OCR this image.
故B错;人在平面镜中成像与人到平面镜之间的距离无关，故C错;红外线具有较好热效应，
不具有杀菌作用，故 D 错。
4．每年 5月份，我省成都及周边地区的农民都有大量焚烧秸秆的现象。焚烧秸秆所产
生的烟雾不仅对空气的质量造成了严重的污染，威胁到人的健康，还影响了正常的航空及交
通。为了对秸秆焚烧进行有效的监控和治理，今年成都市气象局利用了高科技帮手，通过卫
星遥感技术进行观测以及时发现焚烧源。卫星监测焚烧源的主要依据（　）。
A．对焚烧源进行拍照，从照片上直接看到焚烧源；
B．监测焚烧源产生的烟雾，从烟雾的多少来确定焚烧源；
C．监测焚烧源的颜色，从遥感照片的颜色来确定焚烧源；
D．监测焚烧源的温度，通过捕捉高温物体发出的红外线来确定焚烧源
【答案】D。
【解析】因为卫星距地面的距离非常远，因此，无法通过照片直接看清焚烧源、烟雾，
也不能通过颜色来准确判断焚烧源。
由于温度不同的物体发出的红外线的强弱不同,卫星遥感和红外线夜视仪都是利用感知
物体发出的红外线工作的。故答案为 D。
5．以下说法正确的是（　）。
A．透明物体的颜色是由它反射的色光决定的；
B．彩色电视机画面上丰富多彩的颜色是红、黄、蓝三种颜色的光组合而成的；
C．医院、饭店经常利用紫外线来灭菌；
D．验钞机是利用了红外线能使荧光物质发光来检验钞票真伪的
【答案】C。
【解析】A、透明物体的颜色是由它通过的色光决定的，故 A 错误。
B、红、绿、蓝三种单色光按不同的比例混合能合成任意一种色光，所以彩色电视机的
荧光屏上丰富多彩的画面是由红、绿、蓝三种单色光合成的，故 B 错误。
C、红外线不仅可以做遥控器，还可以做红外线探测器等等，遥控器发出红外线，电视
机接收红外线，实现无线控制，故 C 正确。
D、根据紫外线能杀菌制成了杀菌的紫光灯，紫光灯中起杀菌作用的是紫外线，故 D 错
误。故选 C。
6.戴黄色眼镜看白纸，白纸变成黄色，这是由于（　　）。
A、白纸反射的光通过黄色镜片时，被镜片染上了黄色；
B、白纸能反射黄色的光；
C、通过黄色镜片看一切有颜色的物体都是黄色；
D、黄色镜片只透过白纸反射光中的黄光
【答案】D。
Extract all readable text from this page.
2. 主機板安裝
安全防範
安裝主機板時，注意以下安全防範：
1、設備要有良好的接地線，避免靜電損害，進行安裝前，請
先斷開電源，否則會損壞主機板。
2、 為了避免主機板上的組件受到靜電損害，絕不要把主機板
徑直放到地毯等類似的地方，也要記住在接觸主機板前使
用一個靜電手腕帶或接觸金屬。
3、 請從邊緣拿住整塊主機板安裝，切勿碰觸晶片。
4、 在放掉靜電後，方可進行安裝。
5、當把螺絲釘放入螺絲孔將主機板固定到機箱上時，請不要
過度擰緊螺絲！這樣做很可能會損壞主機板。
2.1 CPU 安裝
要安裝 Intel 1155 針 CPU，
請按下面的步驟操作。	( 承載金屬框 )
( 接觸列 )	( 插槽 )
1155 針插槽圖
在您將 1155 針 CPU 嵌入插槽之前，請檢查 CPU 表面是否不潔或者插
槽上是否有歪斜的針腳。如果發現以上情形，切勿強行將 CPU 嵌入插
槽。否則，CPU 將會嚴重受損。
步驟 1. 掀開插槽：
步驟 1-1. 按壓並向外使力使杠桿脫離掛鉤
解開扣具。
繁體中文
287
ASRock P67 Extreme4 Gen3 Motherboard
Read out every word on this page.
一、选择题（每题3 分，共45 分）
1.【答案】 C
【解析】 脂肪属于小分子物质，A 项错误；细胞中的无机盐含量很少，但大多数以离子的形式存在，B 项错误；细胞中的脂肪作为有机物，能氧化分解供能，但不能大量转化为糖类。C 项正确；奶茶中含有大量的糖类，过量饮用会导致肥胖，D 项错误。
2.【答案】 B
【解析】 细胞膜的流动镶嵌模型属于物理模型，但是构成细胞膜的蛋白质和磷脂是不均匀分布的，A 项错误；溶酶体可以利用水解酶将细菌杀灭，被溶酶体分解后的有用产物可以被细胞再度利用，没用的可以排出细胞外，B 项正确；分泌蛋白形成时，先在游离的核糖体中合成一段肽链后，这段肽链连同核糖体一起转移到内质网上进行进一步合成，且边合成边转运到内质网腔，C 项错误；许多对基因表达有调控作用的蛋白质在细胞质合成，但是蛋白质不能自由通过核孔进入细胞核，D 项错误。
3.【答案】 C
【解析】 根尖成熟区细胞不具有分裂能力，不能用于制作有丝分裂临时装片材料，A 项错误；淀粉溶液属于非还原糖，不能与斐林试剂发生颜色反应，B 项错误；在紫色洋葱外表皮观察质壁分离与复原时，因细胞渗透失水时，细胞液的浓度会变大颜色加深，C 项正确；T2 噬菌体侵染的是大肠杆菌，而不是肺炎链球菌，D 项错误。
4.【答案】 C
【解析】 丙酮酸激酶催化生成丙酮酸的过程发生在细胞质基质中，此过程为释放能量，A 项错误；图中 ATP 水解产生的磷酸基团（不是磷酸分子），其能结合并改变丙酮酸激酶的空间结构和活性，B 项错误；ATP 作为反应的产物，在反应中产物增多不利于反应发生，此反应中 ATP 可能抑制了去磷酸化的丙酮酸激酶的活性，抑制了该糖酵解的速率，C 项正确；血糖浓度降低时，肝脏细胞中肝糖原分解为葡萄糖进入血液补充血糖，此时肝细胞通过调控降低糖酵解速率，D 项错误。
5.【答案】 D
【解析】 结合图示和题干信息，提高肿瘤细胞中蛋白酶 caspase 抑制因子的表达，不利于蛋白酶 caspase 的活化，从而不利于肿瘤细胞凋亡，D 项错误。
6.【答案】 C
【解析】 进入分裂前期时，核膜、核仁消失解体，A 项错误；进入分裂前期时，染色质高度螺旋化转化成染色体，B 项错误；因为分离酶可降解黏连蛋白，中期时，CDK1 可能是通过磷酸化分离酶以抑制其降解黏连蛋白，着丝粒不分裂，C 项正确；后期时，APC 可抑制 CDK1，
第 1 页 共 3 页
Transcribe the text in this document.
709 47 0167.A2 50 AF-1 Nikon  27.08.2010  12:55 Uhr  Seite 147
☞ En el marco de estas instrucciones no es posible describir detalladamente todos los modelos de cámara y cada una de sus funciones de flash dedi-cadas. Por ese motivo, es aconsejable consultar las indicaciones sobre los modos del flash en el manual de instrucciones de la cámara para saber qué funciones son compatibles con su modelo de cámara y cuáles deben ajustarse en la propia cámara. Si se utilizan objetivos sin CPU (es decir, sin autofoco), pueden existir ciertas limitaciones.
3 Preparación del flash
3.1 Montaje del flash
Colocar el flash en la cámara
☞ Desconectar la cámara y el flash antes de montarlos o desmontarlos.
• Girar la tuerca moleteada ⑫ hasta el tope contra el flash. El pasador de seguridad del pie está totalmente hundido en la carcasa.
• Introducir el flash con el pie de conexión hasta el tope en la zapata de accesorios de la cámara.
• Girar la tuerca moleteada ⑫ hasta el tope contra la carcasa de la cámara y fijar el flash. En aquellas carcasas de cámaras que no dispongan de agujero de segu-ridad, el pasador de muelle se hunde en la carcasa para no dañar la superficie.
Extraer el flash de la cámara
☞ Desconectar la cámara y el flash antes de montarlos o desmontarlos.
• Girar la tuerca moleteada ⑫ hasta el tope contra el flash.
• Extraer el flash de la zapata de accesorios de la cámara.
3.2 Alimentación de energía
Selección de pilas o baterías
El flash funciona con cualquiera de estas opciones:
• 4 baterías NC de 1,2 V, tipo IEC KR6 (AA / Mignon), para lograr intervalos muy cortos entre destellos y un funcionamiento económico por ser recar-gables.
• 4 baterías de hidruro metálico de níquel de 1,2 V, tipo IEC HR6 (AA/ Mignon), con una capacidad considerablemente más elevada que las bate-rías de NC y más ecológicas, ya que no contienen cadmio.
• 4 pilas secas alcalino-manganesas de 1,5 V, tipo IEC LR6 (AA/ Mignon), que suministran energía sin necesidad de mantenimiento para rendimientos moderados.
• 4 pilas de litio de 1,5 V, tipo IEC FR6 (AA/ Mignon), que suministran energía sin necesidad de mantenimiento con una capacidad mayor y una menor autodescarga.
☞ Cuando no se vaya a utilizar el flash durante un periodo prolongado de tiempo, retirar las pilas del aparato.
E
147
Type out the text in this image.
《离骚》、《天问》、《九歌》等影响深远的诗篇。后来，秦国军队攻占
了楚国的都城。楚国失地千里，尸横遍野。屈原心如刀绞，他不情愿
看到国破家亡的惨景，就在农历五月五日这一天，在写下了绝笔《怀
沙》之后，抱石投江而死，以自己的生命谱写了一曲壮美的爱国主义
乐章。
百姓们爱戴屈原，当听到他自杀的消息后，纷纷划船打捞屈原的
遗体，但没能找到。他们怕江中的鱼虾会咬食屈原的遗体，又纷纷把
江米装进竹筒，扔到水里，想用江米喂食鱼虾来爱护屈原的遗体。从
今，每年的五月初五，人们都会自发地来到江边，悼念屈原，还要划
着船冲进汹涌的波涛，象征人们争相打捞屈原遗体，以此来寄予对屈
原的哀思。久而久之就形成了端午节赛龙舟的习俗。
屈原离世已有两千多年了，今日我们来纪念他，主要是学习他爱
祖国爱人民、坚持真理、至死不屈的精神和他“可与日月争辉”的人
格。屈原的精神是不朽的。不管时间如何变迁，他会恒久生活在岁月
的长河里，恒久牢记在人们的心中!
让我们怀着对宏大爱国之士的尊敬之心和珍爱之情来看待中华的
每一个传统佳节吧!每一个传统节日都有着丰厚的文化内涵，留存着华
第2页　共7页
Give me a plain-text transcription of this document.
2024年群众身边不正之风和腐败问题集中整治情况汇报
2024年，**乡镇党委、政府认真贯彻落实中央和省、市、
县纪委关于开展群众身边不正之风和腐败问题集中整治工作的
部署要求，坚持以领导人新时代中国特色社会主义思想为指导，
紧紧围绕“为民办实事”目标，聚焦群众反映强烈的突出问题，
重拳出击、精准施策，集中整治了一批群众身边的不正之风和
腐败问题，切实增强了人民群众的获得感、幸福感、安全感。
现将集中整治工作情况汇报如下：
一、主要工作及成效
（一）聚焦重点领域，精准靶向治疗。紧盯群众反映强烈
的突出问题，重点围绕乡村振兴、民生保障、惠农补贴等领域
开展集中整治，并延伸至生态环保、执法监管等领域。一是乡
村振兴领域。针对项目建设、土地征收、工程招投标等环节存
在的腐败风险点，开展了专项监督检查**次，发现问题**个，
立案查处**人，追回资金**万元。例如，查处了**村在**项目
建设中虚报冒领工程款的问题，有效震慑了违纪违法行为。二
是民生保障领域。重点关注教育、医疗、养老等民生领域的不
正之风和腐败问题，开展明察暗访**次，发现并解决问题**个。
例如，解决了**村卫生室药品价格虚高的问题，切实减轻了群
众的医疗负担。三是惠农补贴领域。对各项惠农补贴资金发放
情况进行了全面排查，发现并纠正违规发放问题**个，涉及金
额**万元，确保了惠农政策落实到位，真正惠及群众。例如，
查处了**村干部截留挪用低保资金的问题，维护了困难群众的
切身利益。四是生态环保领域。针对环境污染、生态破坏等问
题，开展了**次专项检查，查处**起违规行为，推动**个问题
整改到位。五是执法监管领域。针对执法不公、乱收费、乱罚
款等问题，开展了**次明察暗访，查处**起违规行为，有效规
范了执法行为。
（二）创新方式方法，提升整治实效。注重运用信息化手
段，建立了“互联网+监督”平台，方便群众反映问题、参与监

________________

Write out every line from the entries where "carcasa" appears.

Result for this task.
• Girar la tuerca moleteada ⑫ hasta el tope contra el flash. El pasador de seguridad del pie está totalmente hundido en la carcasa.
• Girar la tuerca moleteada ⑫ hasta el tope contra la carcasa de la cámara y fijar el flash. En aquellas carcasas de cámaras que no dispongan de agujero de segu-ridad, el pasador de muelle se hunde en la carcasa para no dañar la superficie.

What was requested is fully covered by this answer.